Some records
▶

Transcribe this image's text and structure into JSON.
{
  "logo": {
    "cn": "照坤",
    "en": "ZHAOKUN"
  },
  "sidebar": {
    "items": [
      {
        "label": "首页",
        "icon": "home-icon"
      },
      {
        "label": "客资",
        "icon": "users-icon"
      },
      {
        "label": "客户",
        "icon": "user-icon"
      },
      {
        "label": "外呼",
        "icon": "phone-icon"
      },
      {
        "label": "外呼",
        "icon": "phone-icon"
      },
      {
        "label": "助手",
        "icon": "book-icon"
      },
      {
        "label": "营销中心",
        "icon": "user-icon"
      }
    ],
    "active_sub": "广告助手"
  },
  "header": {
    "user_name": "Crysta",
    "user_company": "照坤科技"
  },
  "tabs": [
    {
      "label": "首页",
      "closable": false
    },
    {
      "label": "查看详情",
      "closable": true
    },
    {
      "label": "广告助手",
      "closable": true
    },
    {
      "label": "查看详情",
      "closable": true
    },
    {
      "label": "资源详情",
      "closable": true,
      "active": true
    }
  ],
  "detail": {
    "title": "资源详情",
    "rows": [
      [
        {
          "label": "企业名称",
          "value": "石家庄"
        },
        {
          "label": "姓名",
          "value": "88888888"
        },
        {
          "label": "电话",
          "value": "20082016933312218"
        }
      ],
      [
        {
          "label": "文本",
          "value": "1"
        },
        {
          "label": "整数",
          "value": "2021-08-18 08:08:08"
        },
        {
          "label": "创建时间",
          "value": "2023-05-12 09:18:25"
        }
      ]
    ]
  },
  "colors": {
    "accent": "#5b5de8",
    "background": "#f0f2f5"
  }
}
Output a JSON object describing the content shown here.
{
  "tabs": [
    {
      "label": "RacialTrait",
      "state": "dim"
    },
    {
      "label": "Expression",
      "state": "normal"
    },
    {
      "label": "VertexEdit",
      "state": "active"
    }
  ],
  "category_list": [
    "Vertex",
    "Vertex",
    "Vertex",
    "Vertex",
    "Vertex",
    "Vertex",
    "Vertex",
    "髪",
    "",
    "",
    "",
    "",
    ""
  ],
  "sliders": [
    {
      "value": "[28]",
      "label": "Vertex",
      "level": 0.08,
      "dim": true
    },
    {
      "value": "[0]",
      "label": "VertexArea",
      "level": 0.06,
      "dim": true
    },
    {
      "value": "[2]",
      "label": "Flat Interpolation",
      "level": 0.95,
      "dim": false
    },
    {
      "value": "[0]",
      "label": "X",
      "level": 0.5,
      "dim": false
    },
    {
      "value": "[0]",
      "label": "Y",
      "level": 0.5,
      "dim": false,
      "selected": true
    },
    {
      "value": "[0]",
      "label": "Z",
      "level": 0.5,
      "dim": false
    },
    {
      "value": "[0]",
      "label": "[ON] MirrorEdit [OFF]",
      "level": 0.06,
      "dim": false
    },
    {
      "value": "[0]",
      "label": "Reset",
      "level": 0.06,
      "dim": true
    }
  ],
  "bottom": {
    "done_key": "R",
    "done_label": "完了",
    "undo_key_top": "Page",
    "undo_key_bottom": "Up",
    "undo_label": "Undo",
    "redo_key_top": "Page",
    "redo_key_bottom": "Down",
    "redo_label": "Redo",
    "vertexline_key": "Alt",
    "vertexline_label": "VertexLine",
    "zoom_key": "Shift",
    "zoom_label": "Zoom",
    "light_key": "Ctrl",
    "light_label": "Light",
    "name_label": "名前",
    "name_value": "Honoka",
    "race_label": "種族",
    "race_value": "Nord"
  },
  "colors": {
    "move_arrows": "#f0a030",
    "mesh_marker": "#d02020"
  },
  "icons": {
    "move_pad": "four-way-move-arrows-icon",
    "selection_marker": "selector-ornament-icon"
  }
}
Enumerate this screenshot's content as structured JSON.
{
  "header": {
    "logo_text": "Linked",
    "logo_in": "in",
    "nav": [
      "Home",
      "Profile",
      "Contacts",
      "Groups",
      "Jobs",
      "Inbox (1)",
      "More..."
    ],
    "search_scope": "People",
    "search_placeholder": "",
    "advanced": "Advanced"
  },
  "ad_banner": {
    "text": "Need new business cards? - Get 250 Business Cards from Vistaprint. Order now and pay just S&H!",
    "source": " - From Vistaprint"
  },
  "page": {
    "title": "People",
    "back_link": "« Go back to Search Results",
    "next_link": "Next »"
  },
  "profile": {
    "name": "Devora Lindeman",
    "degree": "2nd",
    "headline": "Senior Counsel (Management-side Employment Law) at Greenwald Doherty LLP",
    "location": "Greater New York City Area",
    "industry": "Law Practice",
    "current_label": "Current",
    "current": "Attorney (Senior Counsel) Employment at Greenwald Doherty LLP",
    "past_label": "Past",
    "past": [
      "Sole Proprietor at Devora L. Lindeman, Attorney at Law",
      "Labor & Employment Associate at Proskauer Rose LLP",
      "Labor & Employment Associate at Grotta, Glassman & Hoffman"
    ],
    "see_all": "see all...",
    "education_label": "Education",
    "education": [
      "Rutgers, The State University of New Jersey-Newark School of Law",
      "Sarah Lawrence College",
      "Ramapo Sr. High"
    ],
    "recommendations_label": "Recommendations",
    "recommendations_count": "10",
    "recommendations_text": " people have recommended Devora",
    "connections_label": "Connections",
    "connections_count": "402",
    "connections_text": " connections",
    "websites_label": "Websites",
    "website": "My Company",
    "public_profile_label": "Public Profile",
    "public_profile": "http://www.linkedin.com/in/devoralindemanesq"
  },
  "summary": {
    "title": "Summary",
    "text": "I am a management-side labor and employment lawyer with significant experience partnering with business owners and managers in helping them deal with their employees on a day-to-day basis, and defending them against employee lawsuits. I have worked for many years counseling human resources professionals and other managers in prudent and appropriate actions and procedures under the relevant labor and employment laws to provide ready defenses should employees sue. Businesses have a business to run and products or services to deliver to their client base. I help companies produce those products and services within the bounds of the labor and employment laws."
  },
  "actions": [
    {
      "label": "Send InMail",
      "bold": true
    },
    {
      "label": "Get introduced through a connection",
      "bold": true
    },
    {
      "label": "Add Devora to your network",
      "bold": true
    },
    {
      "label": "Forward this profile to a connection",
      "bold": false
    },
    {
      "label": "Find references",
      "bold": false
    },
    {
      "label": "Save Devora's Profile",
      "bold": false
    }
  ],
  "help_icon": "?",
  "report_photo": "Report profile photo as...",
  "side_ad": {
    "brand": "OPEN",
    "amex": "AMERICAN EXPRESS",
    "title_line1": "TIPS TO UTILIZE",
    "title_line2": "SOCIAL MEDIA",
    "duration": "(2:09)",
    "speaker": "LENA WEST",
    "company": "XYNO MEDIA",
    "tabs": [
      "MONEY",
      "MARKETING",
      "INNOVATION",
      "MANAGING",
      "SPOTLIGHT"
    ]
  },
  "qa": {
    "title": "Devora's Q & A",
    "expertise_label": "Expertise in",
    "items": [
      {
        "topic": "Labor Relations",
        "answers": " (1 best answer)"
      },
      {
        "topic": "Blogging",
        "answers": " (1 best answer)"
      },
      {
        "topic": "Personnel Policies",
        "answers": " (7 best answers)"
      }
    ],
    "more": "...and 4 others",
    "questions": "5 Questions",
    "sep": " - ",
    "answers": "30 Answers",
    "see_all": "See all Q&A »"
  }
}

◀

▶ _Brief_:
Repeat the material above in full, exactly as it stands.

▶ _Written reply_:
Transcribe this image's text and structure into JSON.
{
  "logo": {
    "cn": "照坤",
    "en": "ZHAOKUN"
  },
  "sidebar": {
    "items": [
      {
        "label": "首页",
        "icon": "home-icon"
      },
      {
        "label": "客资",
        "icon": "users-icon"
      },
      {
        "label": "客户",
        "icon": "user-icon"
      },
      {
        "label": "外呼",
        "icon": "phone-icon"
      },
      {
        "label": "外呼",
        "icon": "phone-icon"
      },
      {
        "label": "助手",
        "icon": "book-icon"
      },
      {
        "label": "营销中心",
        "icon": "user-icon"
      }
    ],
    "active_sub": "广告助手"
  },
  "header": {
    "user_name": "Crysta",
    "user_company": "照坤科技"
  },
  "tabs": [
    {
      "label": "首页",
      "closable": false
    },
    {
      "label": "查看详情",
      "closable": true
    },
    {
      "label": "广告助手",
      "closable": true
    },
    {
      "label": "查看详情",
      "closable": true
    },
    {
      "label": "资源详情",
      "closable": true,
      "active": true
    }
  ],
  "detail": {
    "title": "资源详情",
    "rows": [
      [
        {
          "label": "企业名称",
          "value": "石家庄"
        },
        {
          "label": "姓名",
          "value": "88888888"
        },
        {
          "label": "电话",
          "value": "20082016933312218"
        }
      ],
      [
        {
          "label": "文本",
          "value": "1"
        },
        {
          "label": "整数",
          "value": "2021-08-18 08:08:08"
        },
        {
          "label": "创建时间",
          "value": "2023-05-12 09:18:25"
        }
      ]
    ]
  },
  "colors": {
    "accent": "#5b5de8",
    "background": "#f0f2f5"
  }
}
Output a JSON object describing the content shown here.
{
  "tabs": [
    {
      "label": "RacialTrait",
      "state": "dim"
    },
    {
      "label": "Expression",
      "state": "normal"
    },
    {
      "label": "VertexEdit",
      "state": "active"
    }
  ],
  "category_list": [
    "Vertex",
    "Vertex",
    "Vertex",
    "Vertex",
    "Vertex",
    "Vertex",
    "Vertex",
    "髪",
    "",
    "",
    "",
    "",
    ""
  ],
  "sliders": [
    {
      "value": "[28]",
      "label": "Vertex",
      "level": 0.08,
      "dim": true
    },
    {
      "value": "[0]",
      "label": "VertexArea",
      "level": 0.06,
      "dim": true
    },
    {
      "value": "[2]",
      "label": "Flat Interpolation",
      "level": 0.95,
      "dim": false
    },
    {
      "value": "[0]",
      "label": "X",
      "level": 0.5,
      "dim": false
    },
    {
      "value": "[0]",
      "label": "Y",
      "level": 0.5,
      "dim": false,
      "selected": true
    },
    {
      "value": "[0]",
      "label": "Z",
      "level": 0.5,
      "dim": false
    },
    {
      "value": "[0]",
      "label": "[ON] MirrorEdit [OFF]",
      "level": 0.06,
      "dim": false
    },
    {
      "value": "[0]",
      "label": "Reset",
      "level": 0.06,
      "dim": true
    }
  ],
  "bottom": {
    "done_key": "R",
    "done_label": "完了",
    "undo_key_top": "Page",
    "undo_key_bottom": "Up",
    "undo_label": "Undo",
    "redo_key_top": "Page",
    "redo_key_bottom": "Down",
    "redo_label": "Redo",
    "vertexline_key": "Alt",
    "vertexline_label": "VertexLine",
    "zoom_key": "Shift",
    "zoom_label": "Zoom",
    "light_key": "Ctrl",
    "light_label": "Light",
    "name_label": "名前",
    "name_value": "Honoka",
    "race_label": "種族",
    "race_value": "Nord"
  },
  "colors": {
    "move_arrows": "#f0a030",
    "mesh_marker": "#d02020"
  },
  "icons": {
    "move_pad": "four-way-move-arrows-icon",
    "selection_marker": "selector-ornament-icon"
  }
}
Enumerate this screenshot's content as structured JSON.
{
  "header": {
    "logo_text": "Linked",
    "logo_in": "in",
    "nav": [
      "Home",
      "Profile",
      "Contacts",
      "Groups",
      "Jobs",
      "Inbox (1)",
      "More..."
    ],
    "search_scope": "People",
    "search_placeholder": "",
    "advanced": "Advanced"
  },
  "ad_banner": {
    "text": "Need new business cards? - Get 250 Business Cards from Vistaprint. Order now and pay just S&H!",
    "source": " - From Vistaprint"
  },
  "page": {
    "title": "People",
    "back_link": "« Go back to Search Results",
    "next_link": "Next »"
  },
  "profile": {
    "name": "Devora Lindeman",
    "degree": "2nd",
    "headline": "Senior Counsel (Management-side Employment Law) at Greenwald Doherty LLP",
    "location": "Greater New York City Area",
    "industry": "Law Practice",
    "current_label": "Current",
    "current": "Attorney (Senior Counsel) Employment at Greenwald Doherty LLP",
    "past_label": "Past",
    "past": [
      "Sole Proprietor at Devora L. Lindeman, Attorney at Law",
      "Labor & Employment Associate at Proskauer Rose LLP",
      "Labor & Employment Associate at Grotta, Glassman & Hoffman"
    ],
    "see_all": "see all...",
    "education_label": "Education",
    "education": [
      "Rutgers, The State University of New Jersey-Newark School of Law",
      "Sarah Lawrence College",
      "Ramapo Sr. High"
    ],
    "recommendations_label": "Recommendations",
    "recommendations_count": "10",
    "recommendations_text": " people have recommended Devora",
    "connections_label": "Connections",
    "connections_count": "402",
    "connections_text": " connections",
    "websites_label": "Websites",
    "website": "My Company",
    "public_profile_label": "Public Profile",
    "public_profile": "http://www.linkedin.com/in/devoralindemanesq"
  },
  "summary": {
    "title": "Summary",
    "text": "I am a management-side labor and employment lawyer with significant experience partnering with business owners and managers in helping them deal with their employees on a day-to-day basis, and defending them against employee lawsuits. I have worked for many years counseling human resources professionals and other managers in prudent and appropriate actions and procedures under the relevant labor and employment laws to provide ready defenses should employees sue. Businesses have a business to run and products or services to deliver to their client base. I help companies produce those products and services within the bounds of the labor and employment laws."
  },
  "actions": [
    {
      "label": "Send InMail",
      "bold": true
    },
    {
      "label": "Get introduced through a connection",
      "bold": true
    },
    {
      "label": "Add Devora to your network",
      "bold": true
    },
    {
      "label": "Forward this profile to a connection",
      "bold": false
    },
    {
      "label": "Find references",
      "bold": false
    },
    {
      "label": "Save Devora's Profile",
      "bold": false
    }
  ],
  "help_icon": "?",
  "report_photo": "Report profile photo as...",
  "side_ad": {
    "brand": "OPEN",
    "amex": "AMERICAN EXPRESS",
    "title_line1": "TIPS TO UTILIZE",
    "title_line2": "SOCIAL MEDIA",
    "duration": "(2:09)",
    "speaker": "LENA WEST",
    "company": "XYNO MEDIA",
    "tabs": [
      "MONEY",
      "MARKETING",
      "INNOVATION",
      "MANAGING",
      "SPOTLIGHT"
    ]
  },
  "qa": {
    "title": "Devora's Q & A",
    "expertise_label": "Expertise in",
    "items": [
      {
        "topic": "Labor Relations",
        "answers": " (1 best answer)"
      },
      {
        "topic": "Blogging",
        "answers": " (1 best answer)"
      },
      {
        "topic": "Personnel Policies",
        "answers": " (7 best answers)"
      }
    ],
    "more": "...and 4 others",
    "questions": "5 Questions",
    "sep": " - ",
    "answers": "30 Answers",
    "see_all": "See all Q&A »"
  }
}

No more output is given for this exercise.